Muchas personas cuando tienen que comentar sus opiniones o puntos de vista no se ven capacitadas para ello, sienten un temor tan intenso que es imposible que lleven a cabo una conversación.
 
A nivel físico pueden presentar algunos de los siguientes signos: mareo, falta de aire, taquicardia, sudor, sofoco, temblor.
 
Al pensar de manera negativa en el hecho que nos produce ansiedad, en este caso tener que hablar en público, se produce una activación a nivel fisiológico que da lugar a una serie de respuestas por parte de nuestro cuerpo que son malinterpretadas por la mente. Por ejemplo: el mareo y la falta de aire son debidas a los efectos de la hiperventilación que provoca un aumento del oxígeno en sangre; las taquicardias aparecen debido a que cuando estamos en peligro, real o imaginario, el corazón trabaja con mayor fuerza y rapidez con el objetivo de enviar más sangre a las zonas implicadas en la reacción de alarma; el sudor y sofoco que se siente es debido al aumento de la temperatura en las zonas corporales, esto da lugar a la activación del sistema de enfriamiento natural, es decir, el sudor; y por último, los temblores se presentan debido a la tensión muscular excesiva.

[Datos de análisis estructurado de páginas]
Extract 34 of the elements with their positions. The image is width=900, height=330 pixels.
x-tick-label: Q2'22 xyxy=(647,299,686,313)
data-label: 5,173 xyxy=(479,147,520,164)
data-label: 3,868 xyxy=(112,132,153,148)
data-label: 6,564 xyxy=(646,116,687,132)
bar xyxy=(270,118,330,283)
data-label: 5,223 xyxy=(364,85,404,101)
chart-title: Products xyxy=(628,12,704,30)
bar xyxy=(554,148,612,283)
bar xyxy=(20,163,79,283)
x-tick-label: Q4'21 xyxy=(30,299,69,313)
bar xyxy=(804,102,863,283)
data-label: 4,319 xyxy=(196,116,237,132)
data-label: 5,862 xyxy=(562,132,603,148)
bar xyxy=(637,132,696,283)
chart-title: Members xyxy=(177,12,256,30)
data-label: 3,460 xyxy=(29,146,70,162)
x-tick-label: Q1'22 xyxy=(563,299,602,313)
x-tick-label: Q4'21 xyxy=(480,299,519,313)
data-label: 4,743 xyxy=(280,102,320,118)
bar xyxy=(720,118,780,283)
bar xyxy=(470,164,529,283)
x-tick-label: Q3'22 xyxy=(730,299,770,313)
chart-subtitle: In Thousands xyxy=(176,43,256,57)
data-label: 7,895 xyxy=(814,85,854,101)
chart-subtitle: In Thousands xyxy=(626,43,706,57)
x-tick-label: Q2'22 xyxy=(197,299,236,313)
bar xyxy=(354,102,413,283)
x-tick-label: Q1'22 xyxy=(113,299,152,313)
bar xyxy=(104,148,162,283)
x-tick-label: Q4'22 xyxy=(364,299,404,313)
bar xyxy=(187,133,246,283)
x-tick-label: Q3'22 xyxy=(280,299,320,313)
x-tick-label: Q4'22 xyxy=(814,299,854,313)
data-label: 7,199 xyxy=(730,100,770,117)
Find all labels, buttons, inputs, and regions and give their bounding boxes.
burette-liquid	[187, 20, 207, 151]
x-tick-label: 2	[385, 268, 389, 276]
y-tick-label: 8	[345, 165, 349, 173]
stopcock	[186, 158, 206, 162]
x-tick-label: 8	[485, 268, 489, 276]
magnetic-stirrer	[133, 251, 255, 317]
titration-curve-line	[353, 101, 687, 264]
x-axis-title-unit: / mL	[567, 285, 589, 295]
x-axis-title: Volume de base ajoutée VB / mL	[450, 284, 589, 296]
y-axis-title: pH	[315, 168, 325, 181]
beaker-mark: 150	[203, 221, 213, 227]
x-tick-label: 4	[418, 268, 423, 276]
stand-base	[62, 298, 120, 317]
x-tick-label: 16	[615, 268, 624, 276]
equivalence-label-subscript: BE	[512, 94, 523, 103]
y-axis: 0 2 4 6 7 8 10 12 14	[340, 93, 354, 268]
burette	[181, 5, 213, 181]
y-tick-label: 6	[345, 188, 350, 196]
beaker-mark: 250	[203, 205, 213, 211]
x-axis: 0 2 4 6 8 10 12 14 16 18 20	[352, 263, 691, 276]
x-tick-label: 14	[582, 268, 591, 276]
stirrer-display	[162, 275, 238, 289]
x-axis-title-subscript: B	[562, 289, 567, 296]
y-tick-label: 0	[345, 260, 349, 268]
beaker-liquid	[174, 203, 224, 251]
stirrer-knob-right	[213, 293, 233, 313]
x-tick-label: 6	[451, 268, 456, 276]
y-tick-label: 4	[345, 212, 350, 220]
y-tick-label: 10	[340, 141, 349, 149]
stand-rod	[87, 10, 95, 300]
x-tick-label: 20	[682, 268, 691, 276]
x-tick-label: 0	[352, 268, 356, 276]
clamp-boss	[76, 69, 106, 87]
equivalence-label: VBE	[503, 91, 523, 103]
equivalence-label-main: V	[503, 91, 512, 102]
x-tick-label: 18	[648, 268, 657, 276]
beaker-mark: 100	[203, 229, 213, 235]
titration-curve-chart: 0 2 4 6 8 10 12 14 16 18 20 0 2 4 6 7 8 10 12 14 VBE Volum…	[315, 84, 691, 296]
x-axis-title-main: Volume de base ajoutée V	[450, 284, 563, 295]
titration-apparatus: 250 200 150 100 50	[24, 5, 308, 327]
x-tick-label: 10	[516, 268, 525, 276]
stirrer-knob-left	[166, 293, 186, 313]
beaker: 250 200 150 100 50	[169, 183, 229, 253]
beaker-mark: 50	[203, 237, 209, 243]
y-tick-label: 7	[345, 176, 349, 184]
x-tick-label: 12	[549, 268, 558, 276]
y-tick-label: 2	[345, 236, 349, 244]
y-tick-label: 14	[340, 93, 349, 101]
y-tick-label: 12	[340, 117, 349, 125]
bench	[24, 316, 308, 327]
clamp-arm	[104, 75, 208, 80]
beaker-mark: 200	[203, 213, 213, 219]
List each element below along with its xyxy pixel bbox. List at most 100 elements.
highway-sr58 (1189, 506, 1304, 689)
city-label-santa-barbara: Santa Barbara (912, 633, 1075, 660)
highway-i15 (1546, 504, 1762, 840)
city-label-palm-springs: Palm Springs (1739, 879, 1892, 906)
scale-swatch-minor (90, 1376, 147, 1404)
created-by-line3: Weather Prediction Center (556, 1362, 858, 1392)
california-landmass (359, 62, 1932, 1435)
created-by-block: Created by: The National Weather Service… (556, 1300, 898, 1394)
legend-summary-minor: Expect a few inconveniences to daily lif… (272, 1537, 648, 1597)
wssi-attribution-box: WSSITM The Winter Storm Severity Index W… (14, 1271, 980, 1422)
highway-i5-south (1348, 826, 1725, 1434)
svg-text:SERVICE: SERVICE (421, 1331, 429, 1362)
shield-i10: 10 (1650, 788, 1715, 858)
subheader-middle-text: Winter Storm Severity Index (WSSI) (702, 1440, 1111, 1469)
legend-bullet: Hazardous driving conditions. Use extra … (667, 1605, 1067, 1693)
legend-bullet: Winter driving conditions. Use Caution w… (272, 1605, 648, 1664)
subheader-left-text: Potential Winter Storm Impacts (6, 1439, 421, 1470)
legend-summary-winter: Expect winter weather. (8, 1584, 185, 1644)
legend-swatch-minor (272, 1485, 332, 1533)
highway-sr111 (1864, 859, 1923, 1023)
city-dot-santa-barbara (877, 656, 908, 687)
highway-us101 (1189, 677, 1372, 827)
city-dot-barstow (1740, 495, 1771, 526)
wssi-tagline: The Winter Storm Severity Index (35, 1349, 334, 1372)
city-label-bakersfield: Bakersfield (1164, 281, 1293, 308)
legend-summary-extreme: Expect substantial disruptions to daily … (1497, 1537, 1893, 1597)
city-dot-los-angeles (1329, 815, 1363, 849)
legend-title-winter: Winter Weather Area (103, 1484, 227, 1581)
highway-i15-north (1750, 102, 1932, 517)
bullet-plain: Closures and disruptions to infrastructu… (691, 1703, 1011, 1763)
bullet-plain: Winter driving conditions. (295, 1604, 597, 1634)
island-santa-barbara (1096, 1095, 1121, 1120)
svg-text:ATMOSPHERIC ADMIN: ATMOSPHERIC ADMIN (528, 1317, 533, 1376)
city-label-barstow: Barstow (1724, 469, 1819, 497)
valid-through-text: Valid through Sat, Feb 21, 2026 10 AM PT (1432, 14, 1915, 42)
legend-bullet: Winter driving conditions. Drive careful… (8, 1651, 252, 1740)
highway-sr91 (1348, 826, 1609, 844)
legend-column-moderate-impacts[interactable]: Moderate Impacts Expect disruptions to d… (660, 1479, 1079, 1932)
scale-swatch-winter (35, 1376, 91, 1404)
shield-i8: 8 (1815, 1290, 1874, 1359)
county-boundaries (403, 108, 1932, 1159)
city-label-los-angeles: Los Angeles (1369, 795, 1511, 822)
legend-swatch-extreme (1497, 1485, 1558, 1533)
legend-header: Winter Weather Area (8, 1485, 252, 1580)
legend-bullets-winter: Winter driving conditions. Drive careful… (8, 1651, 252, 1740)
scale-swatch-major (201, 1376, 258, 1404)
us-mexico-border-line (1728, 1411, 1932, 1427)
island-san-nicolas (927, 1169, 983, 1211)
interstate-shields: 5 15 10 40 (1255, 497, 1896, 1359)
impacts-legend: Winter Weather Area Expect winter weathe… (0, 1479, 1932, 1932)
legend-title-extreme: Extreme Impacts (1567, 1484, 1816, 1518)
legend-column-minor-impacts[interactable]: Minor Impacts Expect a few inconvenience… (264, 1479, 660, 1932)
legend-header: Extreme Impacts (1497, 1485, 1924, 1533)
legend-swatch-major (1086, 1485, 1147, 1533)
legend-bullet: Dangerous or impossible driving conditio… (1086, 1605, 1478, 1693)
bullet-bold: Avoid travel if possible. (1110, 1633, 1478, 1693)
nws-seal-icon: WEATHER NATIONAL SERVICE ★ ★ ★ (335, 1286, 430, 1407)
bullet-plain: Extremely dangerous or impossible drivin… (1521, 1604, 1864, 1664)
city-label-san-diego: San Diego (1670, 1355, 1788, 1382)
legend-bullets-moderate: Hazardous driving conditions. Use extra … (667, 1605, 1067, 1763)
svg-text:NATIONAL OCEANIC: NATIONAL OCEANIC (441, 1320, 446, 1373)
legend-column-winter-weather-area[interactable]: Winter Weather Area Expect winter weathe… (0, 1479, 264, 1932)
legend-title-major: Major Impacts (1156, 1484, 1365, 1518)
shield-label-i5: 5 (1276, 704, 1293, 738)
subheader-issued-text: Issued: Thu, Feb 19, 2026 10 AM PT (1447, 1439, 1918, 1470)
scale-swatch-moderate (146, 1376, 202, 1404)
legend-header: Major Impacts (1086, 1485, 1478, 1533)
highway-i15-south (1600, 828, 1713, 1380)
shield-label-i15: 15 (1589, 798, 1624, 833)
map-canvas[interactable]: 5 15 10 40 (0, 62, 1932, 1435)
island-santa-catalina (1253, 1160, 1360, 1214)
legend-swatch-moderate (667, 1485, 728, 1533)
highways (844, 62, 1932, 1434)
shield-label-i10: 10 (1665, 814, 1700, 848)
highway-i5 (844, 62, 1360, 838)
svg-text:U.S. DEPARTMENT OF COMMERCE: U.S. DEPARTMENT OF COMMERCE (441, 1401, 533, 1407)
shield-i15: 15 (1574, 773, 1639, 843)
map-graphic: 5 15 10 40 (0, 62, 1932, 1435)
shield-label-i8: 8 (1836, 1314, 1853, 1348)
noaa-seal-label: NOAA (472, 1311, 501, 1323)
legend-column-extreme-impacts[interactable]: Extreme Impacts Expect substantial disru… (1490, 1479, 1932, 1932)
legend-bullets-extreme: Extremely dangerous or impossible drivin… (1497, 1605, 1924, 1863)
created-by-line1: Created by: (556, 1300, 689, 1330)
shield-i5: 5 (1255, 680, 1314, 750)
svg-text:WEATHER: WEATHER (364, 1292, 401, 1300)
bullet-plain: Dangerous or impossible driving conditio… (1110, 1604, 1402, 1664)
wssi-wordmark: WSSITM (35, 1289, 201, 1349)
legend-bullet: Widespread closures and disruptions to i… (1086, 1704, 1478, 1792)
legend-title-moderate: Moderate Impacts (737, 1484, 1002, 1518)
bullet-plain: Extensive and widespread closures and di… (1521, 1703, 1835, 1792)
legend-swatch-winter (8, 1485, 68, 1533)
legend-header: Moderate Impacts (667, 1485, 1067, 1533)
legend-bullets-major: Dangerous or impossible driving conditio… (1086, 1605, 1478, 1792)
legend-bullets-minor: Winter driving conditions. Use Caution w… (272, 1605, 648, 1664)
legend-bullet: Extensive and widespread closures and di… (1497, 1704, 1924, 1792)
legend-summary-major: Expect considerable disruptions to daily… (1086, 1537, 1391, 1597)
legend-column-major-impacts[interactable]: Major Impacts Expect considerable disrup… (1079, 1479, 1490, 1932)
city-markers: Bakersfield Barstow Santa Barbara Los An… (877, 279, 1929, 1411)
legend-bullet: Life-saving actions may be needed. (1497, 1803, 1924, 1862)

• **Tarea 1**
Según el texto sobre el miedo a hablar en público, ¿a qué se deben los temblores?
• **Tarea 2**
Escribe la continuación del texto sobre el miedo a hablar en público a partir de su última oración.
Las entradas no tienen ningún papel en esto.

• **Respuesta 1**
Se deben a la tensión muscular excesiva.

• **Respuesta 2**
 
Una vez que sabemos esto, en vez de huir de dichas sensaciones tenemos el camino alternativo de vivirlas y controlarlas. Las técnicas que mejor efectividad tienen dependen del individuo y de cómo este se relacione con las mismas. La respiración, relajación y parada de pensamiento son algunas de las muchas utilizadas para enfrentarnos a esas situaciones.